→ REQUIRED WORK: Find each line holding the word "鹤山食品药品监管" and give the number of such lines, nothing else.

────────────────

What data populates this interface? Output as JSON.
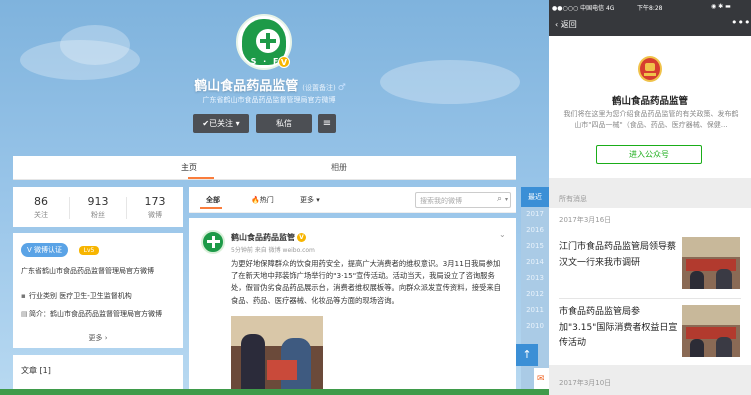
{
  "profile": {
    "name": "鹤山食品药品监管",
    "remark": "(设置备注)",
    "gender_icon": "♂",
    "description": "广东省鹤山市食品药品监督管理局官方微博",
    "avatar_text": "S · FI",
    "verified_mark": "V"
  },
  "actions": {
    "follow_label": "✔已关注 ▾",
    "message_label": "私信",
    "menu_icon": "≡"
  },
  "tabs": [
    "主页",
    "相册"
  ],
  "stats": [
    {
      "value": "86",
      "label": "关注"
    },
    {
      "value": "913",
      "label": "粉丝"
    },
    {
      "value": "173",
      "label": "微博"
    }
  ],
  "info": {
    "verify_tag": "V 微博认证",
    "level_tag": "Lv5",
    "verify_text": "广东省鹤山市食品药品监督管理局官方微博",
    "industry": "行业类别  医疗卫生-卫生监督机构",
    "intro": "简介：鹤山市食品药品监督管理局官方微博",
    "more": "更多 ›"
  },
  "articles": {
    "title": "文章 [1]"
  },
  "feed": {
    "tabs": [
      "全部",
      "热门",
      "更多 ▾"
    ],
    "hot_icon": "🔥",
    "search_placeholder": "搜索我的微博",
    "search_icon": "⌕",
    "search_drop": "▾"
  },
  "post": {
    "author": "鹤山食品药品监管",
    "time": "5分钟前 来自 微博 weibo.com",
    "text": "为更好地保障群众的饮食用药安全，提高广大消费者的维权意识。3月11日我局参加了在新天地中邦装饰广场举行的\"3·15\"宣传活动。活动当天，我局设立了咨询服务处，假冒伪劣食品药品展示台，消费者维权展板等。向群众派发宣传资料，接受来自食品、药品、医疗器械、化妆品等方面的现场咨询。",
    "chevron": "⌄"
  },
  "side": {
    "latest": "最近",
    "years": [
      "2017",
      "2016",
      "2015",
      "2014",
      "2013",
      "2012",
      "2011",
      "2010"
    ],
    "up_arrow": "↑",
    "mail_icon": "✉"
  },
  "phone": {
    "status_left": "●●○○○ 中国电信  4G",
    "status_time": "下午8:28",
    "status_right": "◉ ✱ ▬",
    "back": "‹ 返回",
    "more": "•••",
    "account_name": "鹤山食品药品监管",
    "account_desc": "我们将在这里为您介绍食品药品监管的有关政策、发布鹤山市\"四品一械\"（食品、药品、医疗器械、保健…",
    "enter_button": "进入公众号",
    "all_messages": "所有消息",
    "date1": "2017年3月16日",
    "article1": "江门市食品药品监管局领导蔡汉文一行来我市调研",
    "article2": "市食品药品监管局参加\"3.15\"国际消费者权益日宣传活动",
    "date2": "2017年3月10日"
  }
}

────────────────

→ TASK OUTPUT: 3